Deux jeunes filles : "Quand le pape il a envie de changer quelque chose, parce que ça va plus avec le temps d'aujourd'hui, il le change, tu vois. Alors que le Coran, ça fait 1435 ans qu'il est arrivé sur terre, il a jamais, jamais été changé, c'est pour ça qu'on voit des trucs un peu… un peu bizarres…"

Deux hommes, l'un, dont la compagne est enceinte : "Je lui dirai, pour moi c'est pas possible, je lui dirai tu t'en vas quoi (…) Elle a même pas son permis de conduire". L'autre avance d'autres arguments, en douceur.

"C'est compliqué de dormir avec quelqu'un"

Les binômes et les conversations se succèdent. Puis la caravane repart, et pendant qu'on roule les paysages défilent, les lumières changent, les ciels se chargent, ou s'éclaircissent, le vent agite les feuillages, et les voix de ceux que l'on vient d'entendre résonnent. On digère. Avant la nouvelle halte.

"Je suis presque amoureux mais bon… Je te jure, c'est une jolie femme, elle a trente trois ans, voilà, mais bon…. Après le problème, c'est que voilà, j'y arrive pas, tous les jours je lui explique : arrête l'alcool, arrête l'alcool, tu vas te tuer avec et tout…"

Une autre : "C'est compliqué de dormir avec quelqu'un. Ça fait du bruit, ça bouge, et moi ça me met les nerfs". Perplexe, le compagnon, un robuste barbu qui pratique la voyance, "Il va falloir revoir ça sérieusement (…) Un couple normal… on dort ensemble", affirme-t-il.

  (Raymond Depardon / Wildblunch Distribution)

Ailleurs deux lycéens, qui attendent fébrilement le bac, envisagent l'avenir : "Mais toi je te vois pas psy mon pauvre. Toi, toi t'aime bien qu'on t'aide mais aider les autres, ça pff."
######
-- ÉNONCÉ BREF 1 --
Selon l'extrait, quelle activité le robuste barbu pratique-t-il ?
L'extrait et les enregistrements n'ont aucun lien entre eux.

-- DONNÉES FOURNIES --
######
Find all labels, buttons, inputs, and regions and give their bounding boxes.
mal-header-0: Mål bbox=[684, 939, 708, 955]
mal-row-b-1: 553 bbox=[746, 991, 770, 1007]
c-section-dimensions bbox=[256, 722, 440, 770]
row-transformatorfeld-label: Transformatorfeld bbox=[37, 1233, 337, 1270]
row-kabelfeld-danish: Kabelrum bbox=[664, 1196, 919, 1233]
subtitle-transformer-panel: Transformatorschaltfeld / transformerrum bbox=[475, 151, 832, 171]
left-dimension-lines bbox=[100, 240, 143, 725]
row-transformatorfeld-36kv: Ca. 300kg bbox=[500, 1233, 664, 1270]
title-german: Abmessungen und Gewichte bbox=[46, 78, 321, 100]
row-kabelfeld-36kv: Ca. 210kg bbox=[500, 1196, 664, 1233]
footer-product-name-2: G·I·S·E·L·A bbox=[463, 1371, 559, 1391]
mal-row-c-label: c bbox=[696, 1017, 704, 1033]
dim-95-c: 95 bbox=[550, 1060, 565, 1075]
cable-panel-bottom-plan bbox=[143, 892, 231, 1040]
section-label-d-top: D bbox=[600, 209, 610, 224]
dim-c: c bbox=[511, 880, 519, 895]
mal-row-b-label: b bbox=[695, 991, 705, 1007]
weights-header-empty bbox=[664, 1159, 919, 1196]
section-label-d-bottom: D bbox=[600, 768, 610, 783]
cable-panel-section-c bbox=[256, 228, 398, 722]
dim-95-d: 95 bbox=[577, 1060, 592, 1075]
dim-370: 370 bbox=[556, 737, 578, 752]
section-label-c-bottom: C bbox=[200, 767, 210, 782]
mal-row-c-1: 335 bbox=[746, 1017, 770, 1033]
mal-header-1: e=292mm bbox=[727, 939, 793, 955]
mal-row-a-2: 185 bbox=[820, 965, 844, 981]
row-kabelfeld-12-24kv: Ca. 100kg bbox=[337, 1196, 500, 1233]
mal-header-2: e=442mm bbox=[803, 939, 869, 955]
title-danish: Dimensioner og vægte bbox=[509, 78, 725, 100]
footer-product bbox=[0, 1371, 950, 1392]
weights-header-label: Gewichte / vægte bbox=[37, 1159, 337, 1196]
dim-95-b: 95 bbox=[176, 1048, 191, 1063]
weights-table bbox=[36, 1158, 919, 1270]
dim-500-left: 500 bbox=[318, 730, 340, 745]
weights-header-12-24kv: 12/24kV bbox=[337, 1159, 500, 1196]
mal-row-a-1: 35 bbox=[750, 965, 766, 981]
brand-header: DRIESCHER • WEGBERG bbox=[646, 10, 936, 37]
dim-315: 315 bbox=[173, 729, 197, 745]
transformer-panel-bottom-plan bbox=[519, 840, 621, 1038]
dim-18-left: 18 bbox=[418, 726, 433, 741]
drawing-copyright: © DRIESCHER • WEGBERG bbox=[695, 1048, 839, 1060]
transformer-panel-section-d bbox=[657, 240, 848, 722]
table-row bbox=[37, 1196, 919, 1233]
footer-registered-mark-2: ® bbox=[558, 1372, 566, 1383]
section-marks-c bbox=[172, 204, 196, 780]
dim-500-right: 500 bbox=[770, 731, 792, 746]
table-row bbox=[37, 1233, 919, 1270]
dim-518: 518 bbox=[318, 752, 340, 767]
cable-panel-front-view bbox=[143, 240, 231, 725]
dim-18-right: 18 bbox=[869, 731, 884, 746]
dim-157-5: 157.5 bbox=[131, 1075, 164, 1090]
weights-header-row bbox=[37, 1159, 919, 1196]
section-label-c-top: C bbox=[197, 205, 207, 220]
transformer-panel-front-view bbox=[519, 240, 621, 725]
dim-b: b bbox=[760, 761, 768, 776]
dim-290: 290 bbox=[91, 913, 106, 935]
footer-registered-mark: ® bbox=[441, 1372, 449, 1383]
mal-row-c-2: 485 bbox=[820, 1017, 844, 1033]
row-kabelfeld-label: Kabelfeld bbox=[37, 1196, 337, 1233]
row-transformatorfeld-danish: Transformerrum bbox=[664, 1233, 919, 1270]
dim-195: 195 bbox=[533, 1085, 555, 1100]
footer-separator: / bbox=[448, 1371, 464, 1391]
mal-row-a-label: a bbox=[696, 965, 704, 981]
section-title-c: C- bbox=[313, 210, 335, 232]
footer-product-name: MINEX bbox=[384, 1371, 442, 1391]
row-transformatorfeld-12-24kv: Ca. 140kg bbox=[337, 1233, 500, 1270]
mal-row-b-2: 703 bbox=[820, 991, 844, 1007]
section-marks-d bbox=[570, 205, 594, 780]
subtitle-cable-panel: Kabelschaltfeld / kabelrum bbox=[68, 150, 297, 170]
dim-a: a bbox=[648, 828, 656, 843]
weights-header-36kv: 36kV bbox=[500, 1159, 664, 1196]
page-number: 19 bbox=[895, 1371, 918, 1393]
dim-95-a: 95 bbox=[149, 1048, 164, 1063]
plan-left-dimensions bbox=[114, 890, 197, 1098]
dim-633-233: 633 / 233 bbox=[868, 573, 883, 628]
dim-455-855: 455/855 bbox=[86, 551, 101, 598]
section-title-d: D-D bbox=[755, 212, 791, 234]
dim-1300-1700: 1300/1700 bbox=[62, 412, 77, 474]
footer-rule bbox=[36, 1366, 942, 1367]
######
-- ÉNONCÉ BREF 2 --
Recopiez les enregistrements depuis leur première ligne jusqu'à la ligne contenant « 1233, 337, 1270] », celle-ci incluse, en substituant « Maß » à « Mål » sans rien changer d'autre. Ne donnez que ces lignes.

-- RÉSULTAT DE L'EXERCICE 1 --
Il pratique la voyance.

-- RÉSULTAT DE L'EXERCICE 2 --
Find all labels, buttons, inputs, and regions and give their bounding boxes.
mal-header-0: Maß bbox=[684, 939, 708, 955]
mal-row-b-1: 553 bbox=[746, 991, 770, 1007]
c-section-dimensions bbox=[256, 722, 440, 770]
row-transformatorfeld-label: Transformatorfeld bbox=[37, 1233, 337, 1270]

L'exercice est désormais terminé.